WORK INSTRUCTIONS »
List each line of the data that holds the word "color".

Rows from a figure dataset »

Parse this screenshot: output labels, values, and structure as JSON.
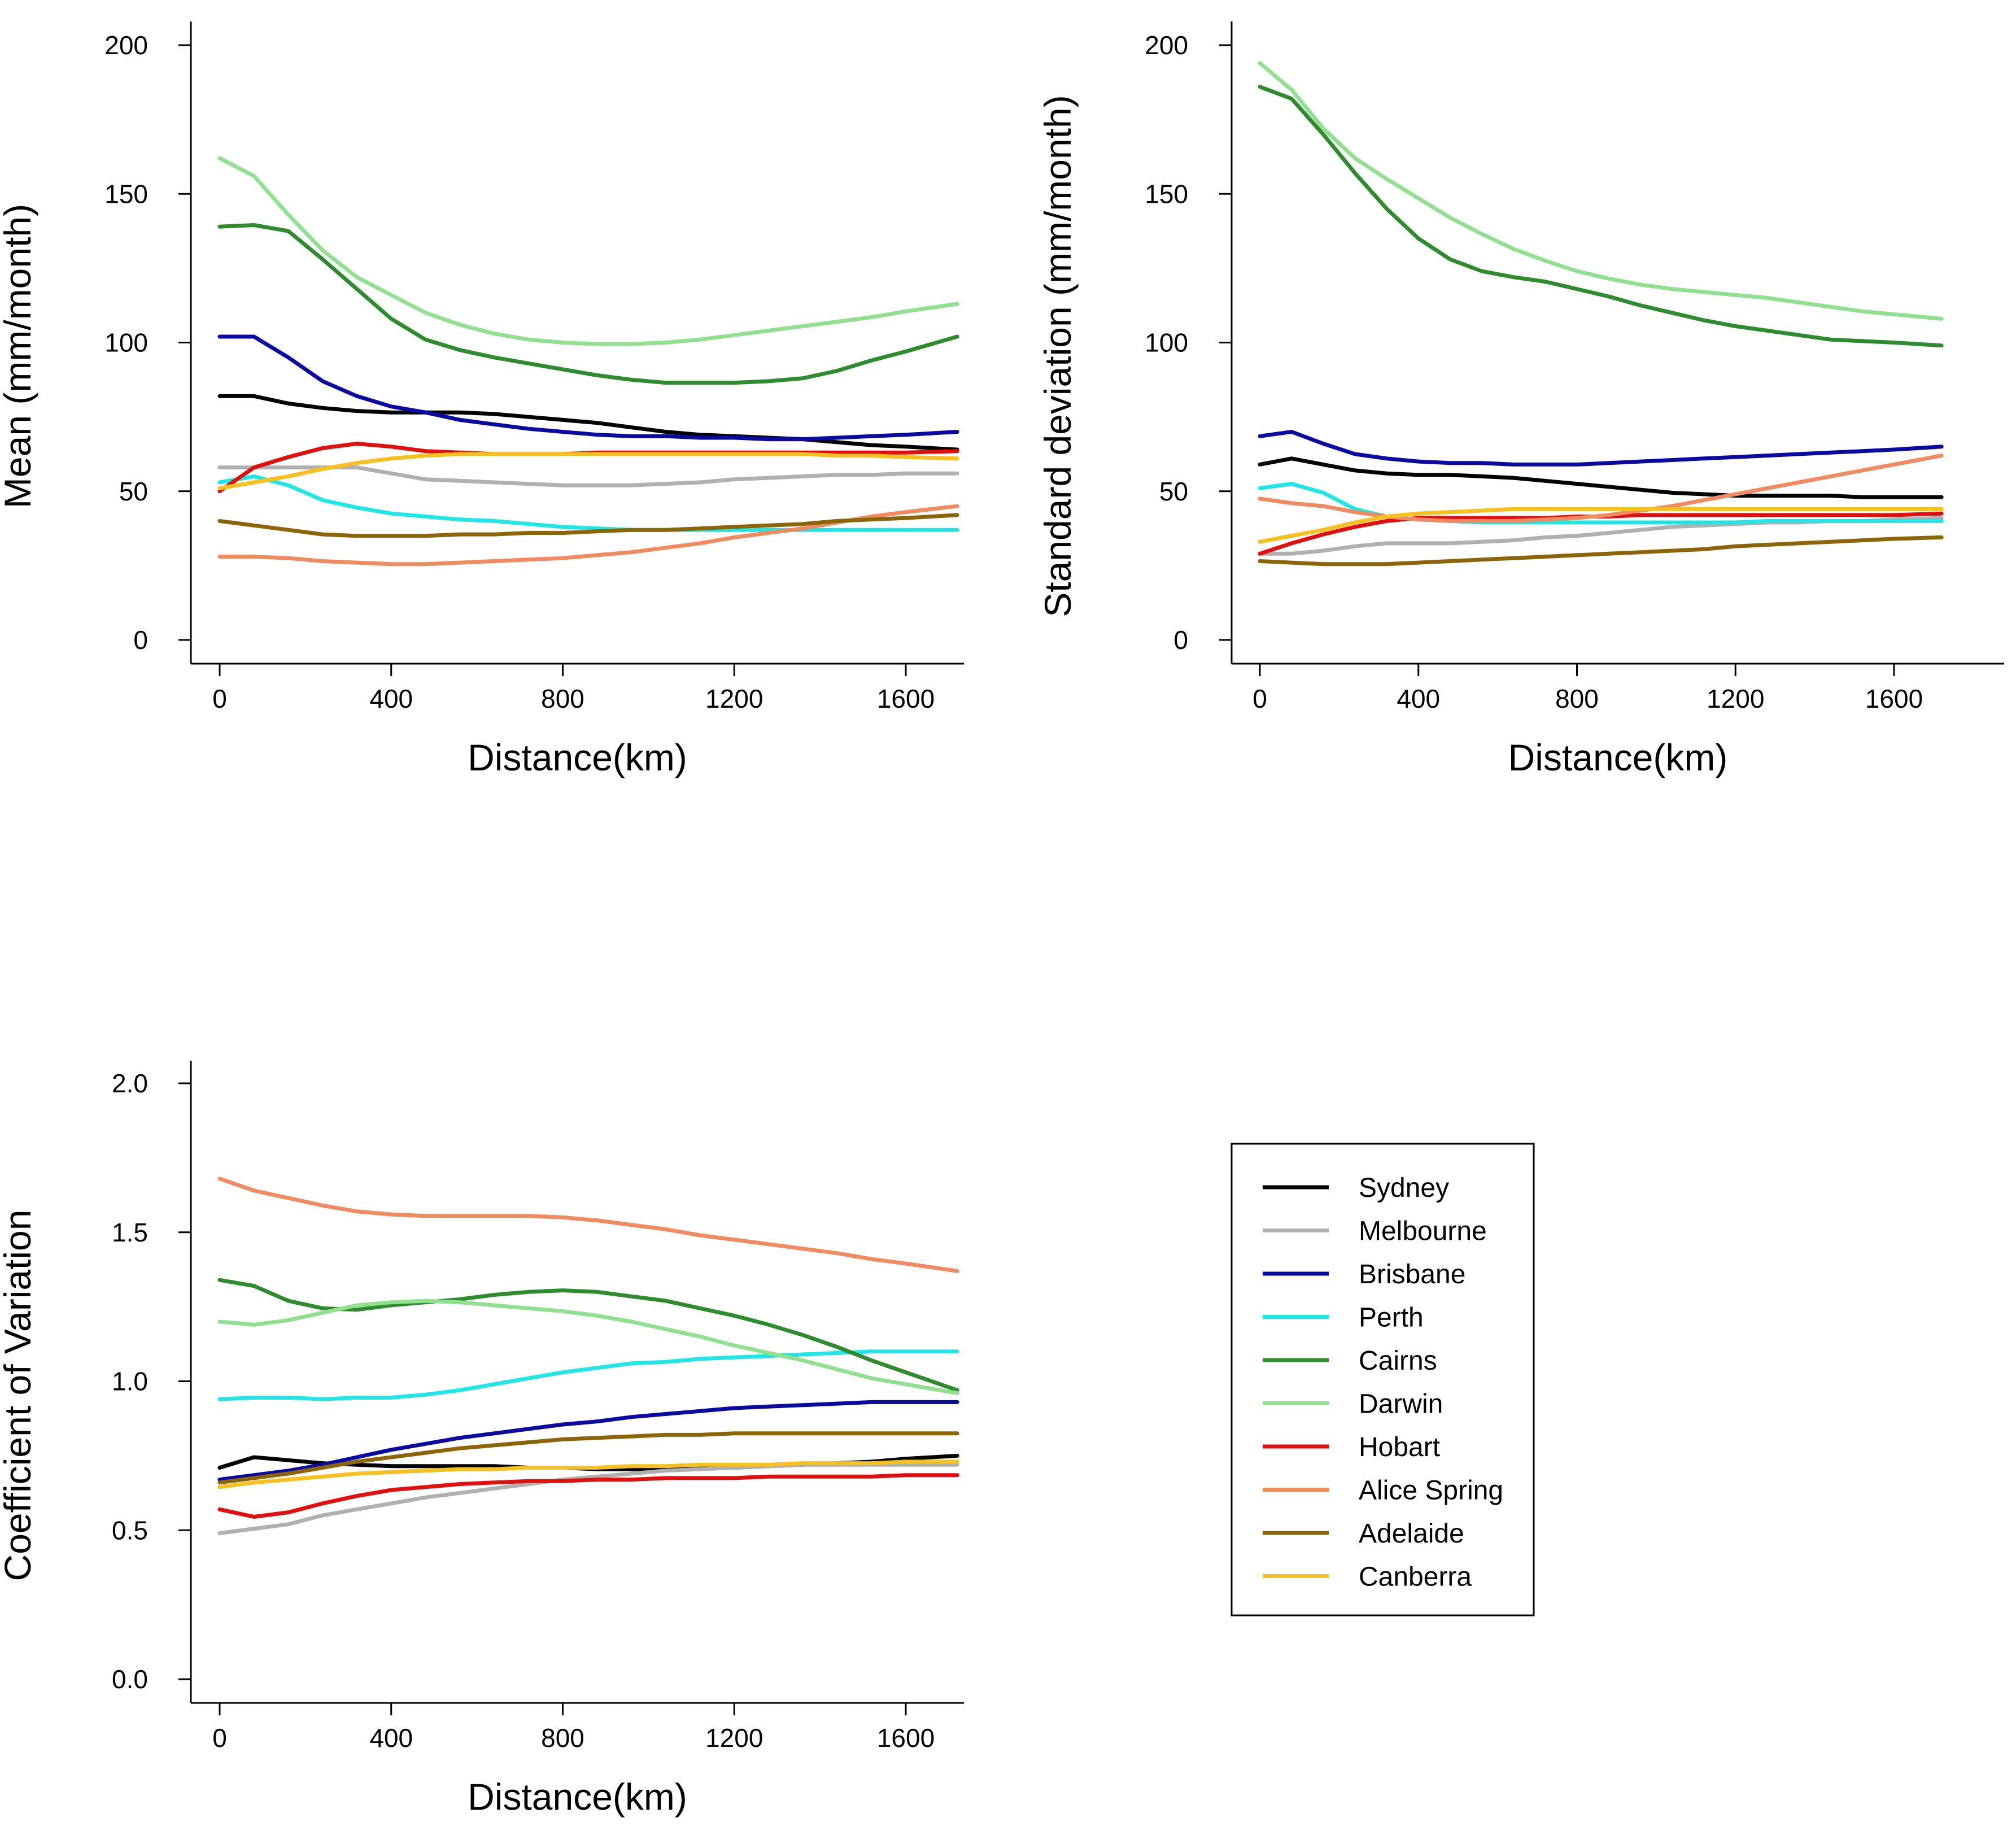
{
  "figure": {
    "legend_title": ""
  },
  "series_meta": [
    {
      "name": "Sydney",
      "color": "#000000"
    },
    {
      "name": "Melbourne",
      "color": "#b0b0b0"
    },
    {
      "name": "Brisbane",
      "color": "#0a0aa0"
    },
    {
      "name": "Perth",
      "color": "#22e6e6"
    },
    {
      "name": "Cairns",
      "color": "#2e8b2e"
    },
    {
      "name": "Darwin",
      "color": "#90e090"
    },
    {
      "name": "Hobart",
      "color": "#e01010"
    },
    {
      "name": "Alice Spring",
      "color": "#f08a60"
    },
    {
      "name": "Adelaide",
      "color": "#8b6508"
    },
    {
      "name": "Canberra",
      "color": "#f5c020"
    }
  ],
  "chart_data": [
    {
      "type": "line",
      "id": "mean",
      "title": "",
      "xlabel": "Distance(km)",
      "ylabel": "Mean (mm/month)",
      "xlim": [
        0,
        1720
      ],
      "ylim": [
        0,
        200
      ],
      "xticks": [
        0,
        400,
        800,
        1200,
        1600
      ],
      "xtick_labels": [
        "0",
        "400",
        "800",
        "1200",
        "1600"
      ],
      "yticks": [
        0,
        50,
        100,
        150,
        200
      ],
      "ytick_labels": [
        "0",
        "50",
        "100",
        "150",
        "200"
      ],
      "x": [
        0,
        80,
        160,
        240,
        320,
        400,
        480,
        560,
        640,
        720,
        800,
        880,
        960,
        1040,
        1120,
        1200,
        1280,
        1360,
        1440,
        1520,
        1600,
        1720
      ],
      "series": [
        {
          "name": "Sydney",
          "values": [
            82,
            82,
            79.5,
            78,
            77,
            76.5,
            76.5,
            76.5,
            76,
            75,
            74,
            73,
            71.5,
            70,
            69,
            68.5,
            68,
            67.5,
            66.5,
            65.5,
            65,
            64
          ]
        },
        {
          "name": "Melbourne",
          "values": [
            58,
            58,
            58,
            58,
            58,
            56,
            54,
            53.5,
            53,
            52.5,
            52,
            52,
            52,
            52.5,
            53,
            54,
            54.5,
            55,
            55.5,
            55.5,
            56,
            56
          ]
        },
        {
          "name": "Brisbane",
          "values": [
            102,
            102,
            95,
            87,
            82,
            78.5,
            76.5,
            74,
            72.5,
            71,
            70,
            69,
            68.5,
            68.5,
            68,
            68,
            67.5,
            67.5,
            68,
            68.5,
            69,
            70
          ]
        },
        {
          "name": "Perth",
          "values": [
            53,
            55,
            52,
            47,
            44.5,
            42.5,
            41.5,
            40.5,
            40,
            39,
            38,
            37.5,
            37,
            37,
            37,
            37,
            37,
            37,
            37,
            37,
            37,
            37
          ]
        },
        {
          "name": "Cairns",
          "values": [
            139,
            139.5,
            137.5,
            128,
            118,
            108,
            101,
            97.5,
            95,
            93,
            91,
            89,
            87.5,
            86.5,
            86.5,
            86.5,
            87,
            88,
            90.5,
            94,
            97,
            102
          ]
        },
        {
          "name": "Darwin",
          "values": [
            162,
            156,
            143,
            131,
            122,
            116,
            110,
            106,
            103,
            101,
            100,
            99.5,
            99.5,
            100,
            101,
            102.5,
            104,
            105.5,
            107,
            108.5,
            110.5,
            113
          ]
        },
        {
          "name": "Hobart",
          "values": [
            50,
            58,
            61.5,
            64.5,
            66,
            65,
            63.5,
            63,
            62.5,
            62.5,
            62.5,
            63,
            63,
            63,
            63,
            63,
            63,
            63,
            63,
            63,
            63,
            63.5
          ]
        },
        {
          "name": "Alice Spring",
          "values": [
            28,
            28,
            27.5,
            26.5,
            26,
            25.5,
            25.5,
            26,
            26.5,
            27,
            27.5,
            28.5,
            29.5,
            31,
            32.5,
            34.5,
            36,
            37.5,
            39.5,
            41.5,
            43,
            45
          ]
        },
        {
          "name": "Adelaide",
          "values": [
            40,
            38.5,
            37,
            35.5,
            35,
            35,
            35,
            35.5,
            35.5,
            36,
            36,
            36.5,
            37,
            37,
            37.5,
            38,
            38.5,
            39,
            40,
            40.5,
            41,
            42
          ]
        },
        {
          "name": "Canberra",
          "values": [
            51,
            53,
            55,
            57.5,
            59.5,
            61,
            62,
            62.5,
            62.5,
            62.5,
            62.5,
            62.5,
            62.5,
            62.5,
            62.5,
            62.5,
            62.5,
            62.5,
            62,
            62,
            61.5,
            61
          ]
        }
      ]
    },
    {
      "type": "line",
      "id": "sd",
      "title": "",
      "xlabel": "Distance(km)",
      "ylabel": "Standard deviation (mm/month)",
      "xlim": [
        0,
        1720
      ],
      "ylim": [
        0,
        200
      ],
      "xticks": [
        0,
        400,
        800,
        1200,
        1600
      ],
      "xtick_labels": [
        "0",
        "400",
        "800",
        "1200",
        "1600"
      ],
      "yticks": [
        0,
        50,
        100,
        150,
        200
      ],
      "ytick_labels": [
        "0",
        "50",
        "100",
        "150",
        "200"
      ],
      "x": [
        0,
        80,
        160,
        240,
        320,
        400,
        480,
        560,
        640,
        720,
        800,
        880,
        960,
        1040,
        1120,
        1200,
        1280,
        1360,
        1440,
        1520,
        1600,
        1720
      ],
      "series": [
        {
          "name": "Sydney",
          "values": [
            59,
            61,
            59,
            57,
            56,
            55.5,
            55.5,
            55,
            54.5,
            53.5,
            52.5,
            51.5,
            50.5,
            49.5,
            49,
            48.5,
            48.5,
            48.5,
            48.5,
            48,
            48,
            48
          ]
        },
        {
          "name": "Melbourne",
          "values": [
            29,
            29,
            30,
            31.5,
            32.5,
            32.5,
            32.5,
            33,
            33.5,
            34.5,
            35,
            36,
            37,
            38,
            38.5,
            39,
            39.5,
            39.5,
            40,
            40,
            40.5,
            41
          ]
        },
        {
          "name": "Brisbane",
          "values": [
            68.5,
            70,
            66,
            62.5,
            61,
            60,
            59.5,
            59.5,
            59,
            59,
            59,
            59.5,
            60,
            60.5,
            61,
            61.5,
            62,
            62.5,
            63,
            63.5,
            64,
            65
          ]
        },
        {
          "name": "Perth",
          "values": [
            51,
            52.5,
            49.5,
            44,
            41.5,
            40.5,
            40,
            39.5,
            39.5,
            39.5,
            39.5,
            39.5,
            39.5,
            39.5,
            39.5,
            39.5,
            40,
            40,
            40,
            40,
            40,
            40
          ]
        },
        {
          "name": "Cairns",
          "values": [
            186,
            182,
            170,
            157,
            145,
            135,
            128,
            124,
            122,
            120.5,
            118,
            115.5,
            112.5,
            110,
            107.5,
            105.5,
            104,
            102.5,
            101,
            100.5,
            100,
            99
          ]
        },
        {
          "name": "Darwin",
          "values": [
            194,
            185,
            172,
            162,
            155,
            148.5,
            142,
            136.5,
            131.5,
            127.5,
            124,
            121.5,
            119.5,
            118,
            117,
            116,
            115,
            113.5,
            112,
            110.5,
            109.5,
            108
          ]
        },
        {
          "name": "Hobart",
          "values": [
            29,
            32.5,
            35.5,
            38,
            40,
            41,
            41,
            41,
            41,
            41,
            41.5,
            41.5,
            42,
            42,
            42,
            42,
            42,
            42,
            42,
            42,
            42,
            42.5
          ]
        },
        {
          "name": "Alice Spring",
          "values": [
            47.5,
            46,
            45,
            43,
            41.5,
            40.5,
            40,
            40,
            40,
            40.5,
            41,
            42,
            43.5,
            45,
            47,
            49,
            51,
            53,
            55,
            57,
            59,
            62
          ]
        },
        {
          "name": "Adelaide",
          "values": [
            26.5,
            26,
            25.5,
            25.5,
            25.5,
            26,
            26.5,
            27,
            27.5,
            28,
            28.5,
            29,
            29.5,
            30,
            30.5,
            31.5,
            32,
            32.5,
            33,
            33.5,
            34,
            34.5
          ]
        },
        {
          "name": "Canberra",
          "values": [
            33,
            35,
            37,
            39.5,
            41.5,
            42.5,
            43,
            43.5,
            44,
            44,
            44,
            44,
            44,
            44,
            44,
            44,
            44,
            44,
            44,
            44,
            44,
            44
          ]
        }
      ]
    },
    {
      "type": "line",
      "id": "cv",
      "title": "",
      "xlabel": "Distance(km)",
      "ylabel": "Coefficient of Variation",
      "xlim": [
        0,
        1720
      ],
      "ylim": [
        0,
        2
      ],
      "xticks": [
        0,
        400,
        800,
        1200,
        1600
      ],
      "xtick_labels": [
        "0",
        "400",
        "800",
        "1200",
        "1600"
      ],
      "yticks": [
        0,
        0.5,
        1,
        1.5,
        2
      ],
      "ytick_labels": [
        "0.0",
        "0.5",
        "1.0",
        "1.5",
        "2.0"
      ],
      "x": [
        0,
        80,
        160,
        240,
        320,
        400,
        480,
        560,
        640,
        720,
        800,
        880,
        960,
        1040,
        1120,
        1200,
        1280,
        1360,
        1440,
        1520,
        1600,
        1720
      ],
      "series": [
        {
          "name": "Sydney",
          "values": [
            0.71,
            0.745,
            0.735,
            0.725,
            0.72,
            0.715,
            0.715,
            0.715,
            0.715,
            0.71,
            0.71,
            0.705,
            0.705,
            0.705,
            0.71,
            0.71,
            0.715,
            0.72,
            0.725,
            0.73,
            0.74,
            0.75
          ]
        },
        {
          "name": "Melbourne",
          "values": [
            0.49,
            0.505,
            0.52,
            0.55,
            0.57,
            0.59,
            0.61,
            0.625,
            0.64,
            0.655,
            0.67,
            0.68,
            0.69,
            0.7,
            0.705,
            0.71,
            0.715,
            0.72,
            0.72,
            0.72,
            0.72,
            0.72
          ]
        },
        {
          "name": "Brisbane",
          "values": [
            0.67,
            0.685,
            0.7,
            0.72,
            0.745,
            0.77,
            0.79,
            0.81,
            0.825,
            0.84,
            0.855,
            0.865,
            0.88,
            0.89,
            0.9,
            0.91,
            0.915,
            0.92,
            0.925,
            0.93,
            0.93,
            0.93
          ]
        },
        {
          "name": "Perth",
          "values": [
            0.94,
            0.945,
            0.945,
            0.94,
            0.945,
            0.945,
            0.955,
            0.97,
            0.99,
            1.01,
            1.03,
            1.045,
            1.06,
            1.065,
            1.075,
            1.08,
            1.085,
            1.09,
            1.095,
            1.1,
            1.1,
            1.1
          ]
        },
        {
          "name": "Cairns",
          "values": [
            1.34,
            1.32,
            1.27,
            1.245,
            1.24,
            1.255,
            1.265,
            1.275,
            1.29,
            1.3,
            1.305,
            1.3,
            1.285,
            1.27,
            1.245,
            1.22,
            1.19,
            1.155,
            1.115,
            1.07,
            1.03,
            0.97
          ]
        },
        {
          "name": "Darwin",
          "values": [
            1.2,
            1.19,
            1.205,
            1.23,
            1.255,
            1.265,
            1.27,
            1.265,
            1.255,
            1.245,
            1.235,
            1.22,
            1.2,
            1.175,
            1.15,
            1.12,
            1.095,
            1.07,
            1.04,
            1.01,
            0.99,
            0.96
          ]
        },
        {
          "name": "Hobart",
          "values": [
            0.57,
            0.545,
            0.56,
            0.59,
            0.615,
            0.635,
            0.645,
            0.655,
            0.66,
            0.665,
            0.665,
            0.67,
            0.67,
            0.675,
            0.675,
            0.675,
            0.68,
            0.68,
            0.68,
            0.68,
            0.685,
            0.685
          ]
        },
        {
          "name": "Alice Spring",
          "values": [
            1.68,
            1.64,
            1.615,
            1.59,
            1.57,
            1.56,
            1.555,
            1.555,
            1.555,
            1.555,
            1.55,
            1.54,
            1.525,
            1.51,
            1.49,
            1.475,
            1.46,
            1.445,
            1.43,
            1.41,
            1.395,
            1.37
          ]
        },
        {
          "name": "Adelaide",
          "values": [
            0.66,
            0.675,
            0.69,
            0.71,
            0.73,
            0.745,
            0.76,
            0.775,
            0.785,
            0.795,
            0.805,
            0.81,
            0.815,
            0.82,
            0.82,
            0.825,
            0.825,
            0.825,
            0.825,
            0.825,
            0.825,
            0.825
          ]
        },
        {
          "name": "Canberra",
          "values": [
            0.645,
            0.66,
            0.67,
            0.68,
            0.69,
            0.695,
            0.7,
            0.705,
            0.705,
            0.71,
            0.71,
            0.71,
            0.715,
            0.715,
            0.72,
            0.72,
            0.72,
            0.725,
            0.725,
            0.725,
            0.73,
            0.73
          ]
        }
      ]
    }
  ]
}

THE COMPLETED TASK »
      "color": "#000000"
      "color": "#b0b0b0"
      "color": "#0a0aa0"
      "color": "#22e6e6"
      "color": "#2e8b2e"
      "color": "#90e090"
      "color": "#e01010"
      "color": "#f08a60"
      "color": "#8b6508"
      "color": "#f5c020"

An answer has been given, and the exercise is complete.